Task statement
Select from the data all lines with the word "Politik".

Record set
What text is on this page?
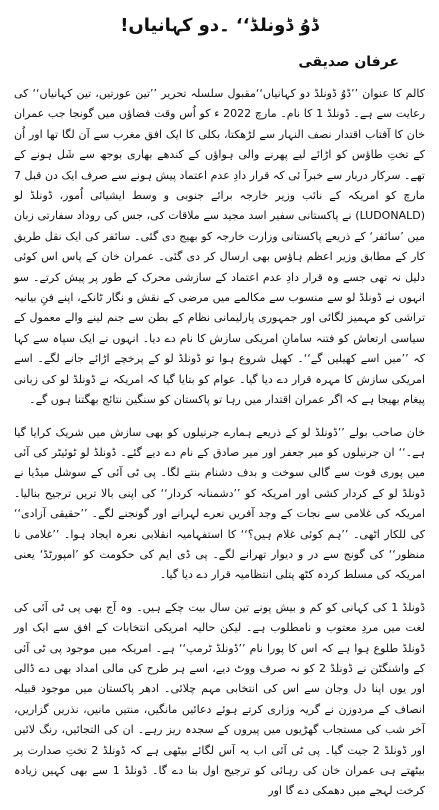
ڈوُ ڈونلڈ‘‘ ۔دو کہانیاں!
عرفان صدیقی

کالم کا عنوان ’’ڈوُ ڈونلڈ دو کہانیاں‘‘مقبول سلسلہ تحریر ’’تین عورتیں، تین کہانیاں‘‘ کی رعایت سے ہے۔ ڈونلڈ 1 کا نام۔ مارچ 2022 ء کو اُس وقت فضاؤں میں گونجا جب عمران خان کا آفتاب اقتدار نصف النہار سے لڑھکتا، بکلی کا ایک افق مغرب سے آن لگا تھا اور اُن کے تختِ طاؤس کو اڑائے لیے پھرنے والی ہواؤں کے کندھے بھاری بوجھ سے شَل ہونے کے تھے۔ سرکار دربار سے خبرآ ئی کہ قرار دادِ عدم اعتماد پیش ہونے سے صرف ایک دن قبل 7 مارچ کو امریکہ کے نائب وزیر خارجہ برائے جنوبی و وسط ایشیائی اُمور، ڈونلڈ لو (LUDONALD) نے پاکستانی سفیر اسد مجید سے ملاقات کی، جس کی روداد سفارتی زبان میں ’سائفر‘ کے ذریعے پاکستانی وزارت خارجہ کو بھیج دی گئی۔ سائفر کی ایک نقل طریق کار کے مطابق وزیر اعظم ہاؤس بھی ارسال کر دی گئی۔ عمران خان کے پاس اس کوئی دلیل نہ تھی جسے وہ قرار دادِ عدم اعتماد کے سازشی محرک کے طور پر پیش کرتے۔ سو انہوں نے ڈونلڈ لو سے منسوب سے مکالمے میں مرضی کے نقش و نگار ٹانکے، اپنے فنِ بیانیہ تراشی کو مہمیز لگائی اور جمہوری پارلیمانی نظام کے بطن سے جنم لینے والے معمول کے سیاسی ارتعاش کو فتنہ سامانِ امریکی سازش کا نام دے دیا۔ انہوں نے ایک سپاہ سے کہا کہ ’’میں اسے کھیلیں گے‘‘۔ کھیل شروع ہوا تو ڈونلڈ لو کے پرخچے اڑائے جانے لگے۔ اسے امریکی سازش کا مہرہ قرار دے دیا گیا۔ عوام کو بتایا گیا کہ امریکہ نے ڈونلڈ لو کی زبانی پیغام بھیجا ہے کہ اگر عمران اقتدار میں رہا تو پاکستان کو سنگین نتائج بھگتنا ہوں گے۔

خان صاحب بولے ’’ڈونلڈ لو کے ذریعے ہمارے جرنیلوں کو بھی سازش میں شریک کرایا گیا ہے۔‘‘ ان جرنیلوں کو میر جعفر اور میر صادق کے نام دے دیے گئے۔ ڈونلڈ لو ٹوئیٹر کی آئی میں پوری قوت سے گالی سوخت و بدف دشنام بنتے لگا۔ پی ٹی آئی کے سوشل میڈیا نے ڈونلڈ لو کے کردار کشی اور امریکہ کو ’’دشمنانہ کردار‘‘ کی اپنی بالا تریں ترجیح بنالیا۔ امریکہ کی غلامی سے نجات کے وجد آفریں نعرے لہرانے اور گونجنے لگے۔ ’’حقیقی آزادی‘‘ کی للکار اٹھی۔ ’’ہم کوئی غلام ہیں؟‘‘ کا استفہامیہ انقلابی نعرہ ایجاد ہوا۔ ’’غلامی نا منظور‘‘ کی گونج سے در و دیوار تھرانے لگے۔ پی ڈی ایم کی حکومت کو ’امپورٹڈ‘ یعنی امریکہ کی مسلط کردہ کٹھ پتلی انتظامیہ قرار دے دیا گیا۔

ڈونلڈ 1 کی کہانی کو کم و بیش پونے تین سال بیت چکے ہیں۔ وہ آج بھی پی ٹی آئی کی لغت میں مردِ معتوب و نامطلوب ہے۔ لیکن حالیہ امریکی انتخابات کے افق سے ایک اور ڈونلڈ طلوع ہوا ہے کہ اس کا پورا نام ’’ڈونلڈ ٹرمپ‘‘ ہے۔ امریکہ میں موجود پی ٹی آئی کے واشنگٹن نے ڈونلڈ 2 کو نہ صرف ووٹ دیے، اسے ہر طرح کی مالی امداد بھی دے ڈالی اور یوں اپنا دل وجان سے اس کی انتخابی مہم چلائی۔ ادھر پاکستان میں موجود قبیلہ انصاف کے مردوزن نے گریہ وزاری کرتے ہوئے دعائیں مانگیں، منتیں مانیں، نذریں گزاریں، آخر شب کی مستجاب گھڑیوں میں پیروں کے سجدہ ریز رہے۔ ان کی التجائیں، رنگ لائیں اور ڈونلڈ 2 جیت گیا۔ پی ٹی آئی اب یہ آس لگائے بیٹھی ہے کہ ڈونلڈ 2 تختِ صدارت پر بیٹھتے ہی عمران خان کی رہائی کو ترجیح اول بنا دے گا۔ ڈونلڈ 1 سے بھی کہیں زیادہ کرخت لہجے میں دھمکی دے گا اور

==

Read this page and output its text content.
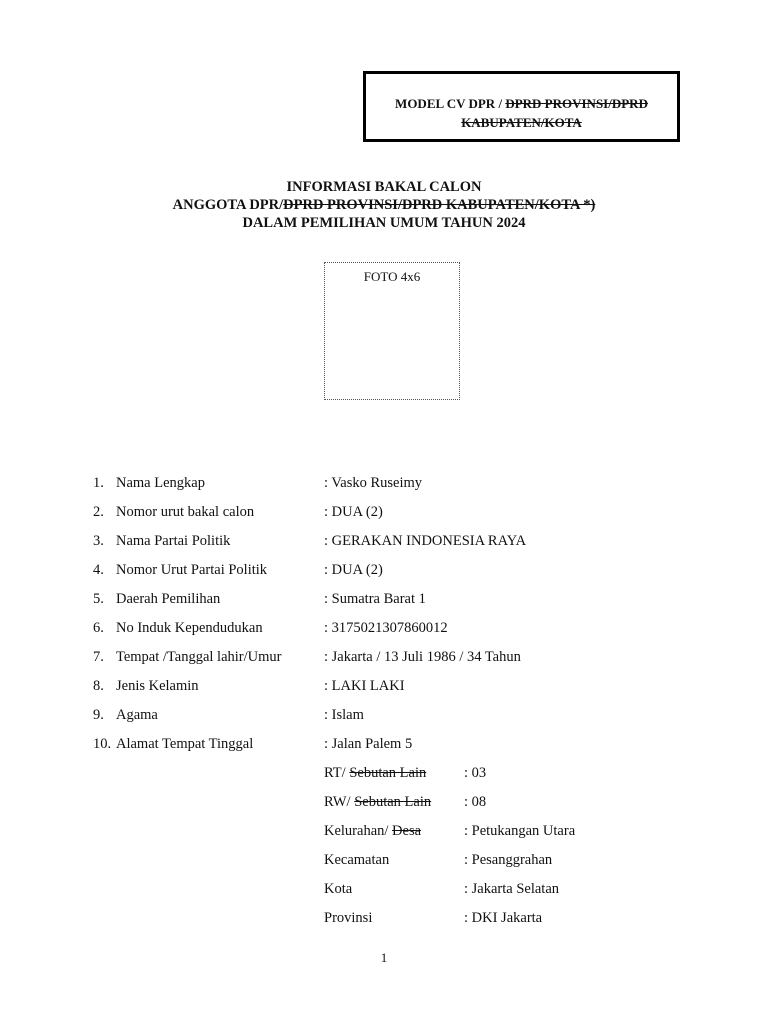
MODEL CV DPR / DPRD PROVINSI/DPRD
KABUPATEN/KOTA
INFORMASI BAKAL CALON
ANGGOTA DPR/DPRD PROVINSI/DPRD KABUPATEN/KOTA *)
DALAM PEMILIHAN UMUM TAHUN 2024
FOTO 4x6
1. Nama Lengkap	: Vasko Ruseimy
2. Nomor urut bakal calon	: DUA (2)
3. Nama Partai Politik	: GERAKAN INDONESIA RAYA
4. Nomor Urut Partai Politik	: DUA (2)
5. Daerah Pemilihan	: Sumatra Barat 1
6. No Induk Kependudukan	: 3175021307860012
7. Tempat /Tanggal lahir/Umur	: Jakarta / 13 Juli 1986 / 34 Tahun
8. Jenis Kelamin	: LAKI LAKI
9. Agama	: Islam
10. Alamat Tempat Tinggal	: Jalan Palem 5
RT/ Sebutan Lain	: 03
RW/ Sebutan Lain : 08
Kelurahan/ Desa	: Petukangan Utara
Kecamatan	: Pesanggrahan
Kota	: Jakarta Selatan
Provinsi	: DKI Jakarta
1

---

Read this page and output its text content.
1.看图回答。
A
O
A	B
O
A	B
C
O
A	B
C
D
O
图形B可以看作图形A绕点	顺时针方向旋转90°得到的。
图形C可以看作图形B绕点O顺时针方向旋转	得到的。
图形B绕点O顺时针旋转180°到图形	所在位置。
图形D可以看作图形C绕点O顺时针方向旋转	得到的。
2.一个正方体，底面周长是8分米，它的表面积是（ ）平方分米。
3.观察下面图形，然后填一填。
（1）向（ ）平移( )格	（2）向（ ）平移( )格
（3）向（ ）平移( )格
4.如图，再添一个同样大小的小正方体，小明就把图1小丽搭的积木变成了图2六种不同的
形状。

Result for this task
3. Nama Partai Politik	: GERAKAN INDONESIA RAYA
4. Nomor Urut Partai Politik	: DUA (2)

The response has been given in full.